What you are asked to do:
Reproduce the records verbatim, from the first line through the line containing "space-odyssey-thumbnail [33, 416, 310, 572]", with that line included.
============
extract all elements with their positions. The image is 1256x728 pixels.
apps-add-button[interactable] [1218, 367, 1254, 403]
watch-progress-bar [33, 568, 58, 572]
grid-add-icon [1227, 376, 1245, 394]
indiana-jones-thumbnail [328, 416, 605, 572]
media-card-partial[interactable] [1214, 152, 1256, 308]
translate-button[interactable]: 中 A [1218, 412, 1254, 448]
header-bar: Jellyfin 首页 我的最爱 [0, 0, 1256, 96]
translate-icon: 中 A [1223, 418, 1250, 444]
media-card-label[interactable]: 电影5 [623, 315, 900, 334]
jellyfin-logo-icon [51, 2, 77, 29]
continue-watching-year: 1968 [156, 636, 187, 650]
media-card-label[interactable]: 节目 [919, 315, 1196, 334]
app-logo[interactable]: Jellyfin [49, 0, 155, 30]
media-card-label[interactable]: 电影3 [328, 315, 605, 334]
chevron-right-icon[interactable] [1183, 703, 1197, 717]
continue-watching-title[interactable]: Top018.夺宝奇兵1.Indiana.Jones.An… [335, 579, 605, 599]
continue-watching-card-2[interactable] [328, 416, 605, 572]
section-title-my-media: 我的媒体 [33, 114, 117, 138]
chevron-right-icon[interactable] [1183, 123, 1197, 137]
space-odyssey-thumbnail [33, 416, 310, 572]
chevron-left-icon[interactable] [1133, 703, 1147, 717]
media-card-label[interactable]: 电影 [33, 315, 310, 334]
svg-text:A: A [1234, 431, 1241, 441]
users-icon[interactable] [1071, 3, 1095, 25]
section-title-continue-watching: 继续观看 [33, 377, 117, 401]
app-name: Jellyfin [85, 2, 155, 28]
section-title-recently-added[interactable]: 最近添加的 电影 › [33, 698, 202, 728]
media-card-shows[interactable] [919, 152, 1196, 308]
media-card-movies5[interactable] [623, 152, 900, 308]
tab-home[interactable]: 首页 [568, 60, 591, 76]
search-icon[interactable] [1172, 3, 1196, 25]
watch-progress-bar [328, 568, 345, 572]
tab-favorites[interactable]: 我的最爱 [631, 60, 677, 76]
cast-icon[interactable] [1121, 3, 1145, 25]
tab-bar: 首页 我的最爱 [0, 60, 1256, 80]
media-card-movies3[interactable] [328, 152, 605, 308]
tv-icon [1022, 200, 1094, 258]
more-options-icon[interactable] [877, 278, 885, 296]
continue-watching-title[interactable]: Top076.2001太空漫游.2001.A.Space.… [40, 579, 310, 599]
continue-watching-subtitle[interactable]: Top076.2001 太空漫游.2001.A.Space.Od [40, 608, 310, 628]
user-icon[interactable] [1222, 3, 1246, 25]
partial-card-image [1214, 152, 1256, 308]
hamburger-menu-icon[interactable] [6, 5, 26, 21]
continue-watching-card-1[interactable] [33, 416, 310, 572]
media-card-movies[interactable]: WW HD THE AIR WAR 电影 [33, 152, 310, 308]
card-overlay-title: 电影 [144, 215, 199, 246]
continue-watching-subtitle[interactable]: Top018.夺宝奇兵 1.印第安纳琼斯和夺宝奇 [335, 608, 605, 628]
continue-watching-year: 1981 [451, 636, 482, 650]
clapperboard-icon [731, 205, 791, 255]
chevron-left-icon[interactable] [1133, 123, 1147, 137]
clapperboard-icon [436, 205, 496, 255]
============
Written answer:
extract all elements with their positions. The image is 1256x728 pixels.
apps-add-button[interactable] [1218, 367, 1254, 403]
watch-progress-bar [33, 568, 58, 572]
grid-add-icon [1227, 376, 1245, 394]
indiana-jones-thumbnail [328, 416, 605, 572]
media-card-partial[interactable] [1214, 152, 1256, 308]
translate-button[interactable]: 中 A [1218, 412, 1254, 448]
header-bar: Jellyfin 首页 我的最爱 [0, 0, 1256, 96]
translate-icon: 中 A [1223, 418, 1250, 444]
media-card-label[interactable]: 电影5 [623, 315, 900, 334]
jellyfin-logo-icon [51, 2, 77, 29]
continue-watching-year: 1968 [156, 636, 187, 650]
media-card-label[interactable]: 节目 [919, 315, 1196, 334]
app-logo[interactable]: Jellyfin [49, 0, 155, 30]
media-card-label[interactable]: 电影3 [328, 315, 605, 334]
chevron-right-icon[interactable] [1183, 703, 1197, 717]
continue-watching-title[interactable]: Top018.夺宝奇兵1.Indiana.Jones.An… [335, 579, 605, 599]
continue-watching-card-2[interactable] [328, 416, 605, 572]
section-title-my-media: 我的媒体 [33, 114, 117, 138]
chevron-right-icon[interactable] [1183, 123, 1197, 137]
space-odyssey-thumbnail [33, 416, 310, 572]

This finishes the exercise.